Objective
Go through the entries below and count the lines holding the word "ylabel". Reply with only the number, please.

(Source data)
((

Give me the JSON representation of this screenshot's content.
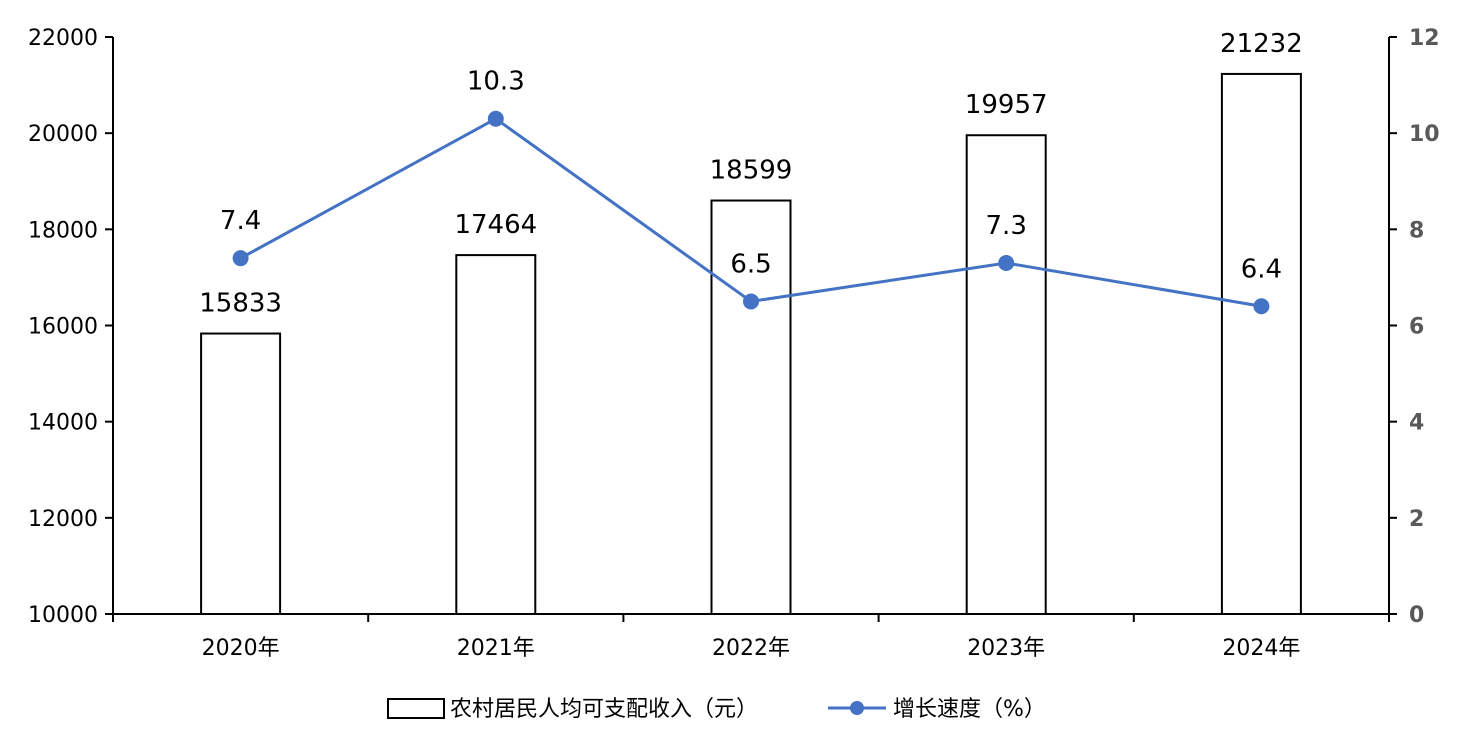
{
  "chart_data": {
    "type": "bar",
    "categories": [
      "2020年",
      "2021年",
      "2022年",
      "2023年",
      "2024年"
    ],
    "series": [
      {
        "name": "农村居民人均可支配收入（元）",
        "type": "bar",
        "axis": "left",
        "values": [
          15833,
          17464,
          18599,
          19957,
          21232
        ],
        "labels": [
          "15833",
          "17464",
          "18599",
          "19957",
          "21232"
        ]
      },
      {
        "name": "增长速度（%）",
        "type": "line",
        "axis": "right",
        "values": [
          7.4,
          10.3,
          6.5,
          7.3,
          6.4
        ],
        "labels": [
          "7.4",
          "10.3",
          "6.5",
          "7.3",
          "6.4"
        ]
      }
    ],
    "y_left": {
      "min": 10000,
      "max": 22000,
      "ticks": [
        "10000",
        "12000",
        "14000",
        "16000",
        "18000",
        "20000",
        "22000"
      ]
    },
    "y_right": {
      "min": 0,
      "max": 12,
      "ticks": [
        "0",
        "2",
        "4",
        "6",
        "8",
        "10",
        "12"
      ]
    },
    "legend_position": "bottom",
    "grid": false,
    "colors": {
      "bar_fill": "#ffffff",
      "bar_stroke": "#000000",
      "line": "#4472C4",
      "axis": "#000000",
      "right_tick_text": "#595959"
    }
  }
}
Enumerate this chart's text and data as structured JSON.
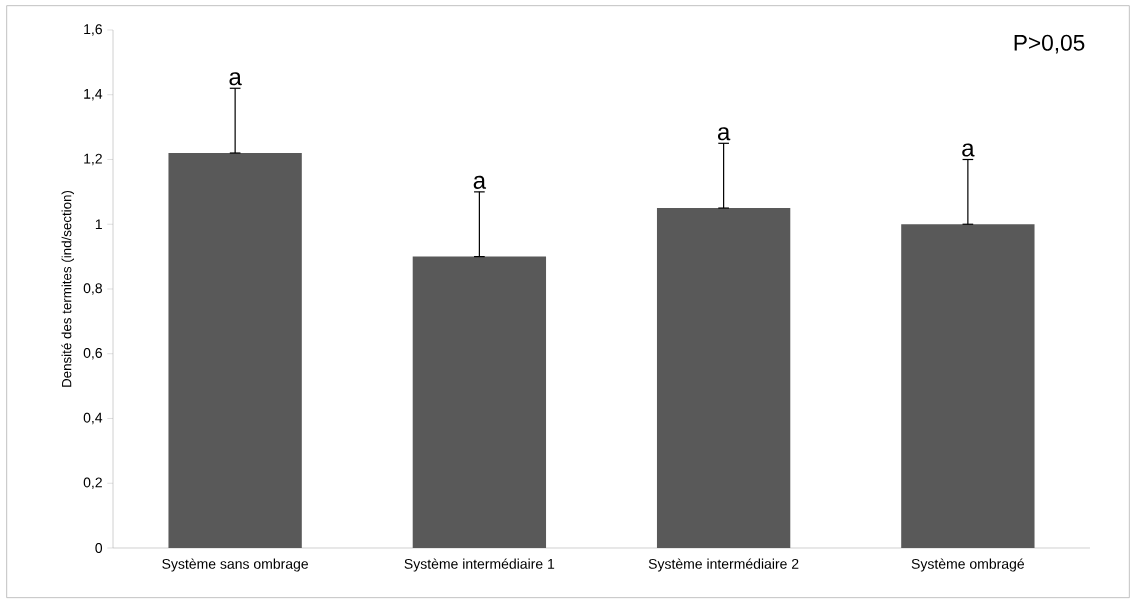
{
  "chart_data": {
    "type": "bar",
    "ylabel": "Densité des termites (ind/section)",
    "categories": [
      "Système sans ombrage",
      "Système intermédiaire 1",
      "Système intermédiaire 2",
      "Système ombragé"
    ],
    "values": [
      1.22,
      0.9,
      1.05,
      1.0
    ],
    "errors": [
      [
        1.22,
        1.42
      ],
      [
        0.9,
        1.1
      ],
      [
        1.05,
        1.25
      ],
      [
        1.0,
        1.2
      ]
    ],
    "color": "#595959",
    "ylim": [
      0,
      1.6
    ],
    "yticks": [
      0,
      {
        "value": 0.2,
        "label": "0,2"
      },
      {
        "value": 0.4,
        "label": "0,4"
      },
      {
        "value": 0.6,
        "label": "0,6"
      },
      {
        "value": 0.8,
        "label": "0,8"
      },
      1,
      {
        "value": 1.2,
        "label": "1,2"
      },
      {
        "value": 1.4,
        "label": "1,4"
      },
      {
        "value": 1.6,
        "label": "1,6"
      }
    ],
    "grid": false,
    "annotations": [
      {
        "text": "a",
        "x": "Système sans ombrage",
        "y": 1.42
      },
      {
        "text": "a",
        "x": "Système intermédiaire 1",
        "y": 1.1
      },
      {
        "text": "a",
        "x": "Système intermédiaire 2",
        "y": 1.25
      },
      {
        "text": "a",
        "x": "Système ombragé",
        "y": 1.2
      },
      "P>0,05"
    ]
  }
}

))
((

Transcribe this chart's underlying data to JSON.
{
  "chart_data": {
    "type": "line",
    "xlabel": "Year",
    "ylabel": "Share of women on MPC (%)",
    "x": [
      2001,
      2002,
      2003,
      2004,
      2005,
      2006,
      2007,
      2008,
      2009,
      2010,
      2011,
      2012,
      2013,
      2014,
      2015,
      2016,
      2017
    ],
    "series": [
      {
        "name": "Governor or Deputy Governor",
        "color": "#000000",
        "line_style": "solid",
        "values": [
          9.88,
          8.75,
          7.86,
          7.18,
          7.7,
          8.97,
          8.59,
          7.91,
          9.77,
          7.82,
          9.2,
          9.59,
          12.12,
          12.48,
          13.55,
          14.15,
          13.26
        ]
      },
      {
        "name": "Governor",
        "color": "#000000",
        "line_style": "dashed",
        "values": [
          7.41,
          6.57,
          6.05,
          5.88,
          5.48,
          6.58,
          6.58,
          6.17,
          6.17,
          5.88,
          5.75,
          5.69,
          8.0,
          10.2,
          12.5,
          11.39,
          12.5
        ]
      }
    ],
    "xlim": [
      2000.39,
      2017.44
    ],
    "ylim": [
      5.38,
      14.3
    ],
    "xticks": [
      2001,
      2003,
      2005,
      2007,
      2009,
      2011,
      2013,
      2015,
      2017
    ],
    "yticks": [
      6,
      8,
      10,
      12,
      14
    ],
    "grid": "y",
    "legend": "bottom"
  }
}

))

Output
2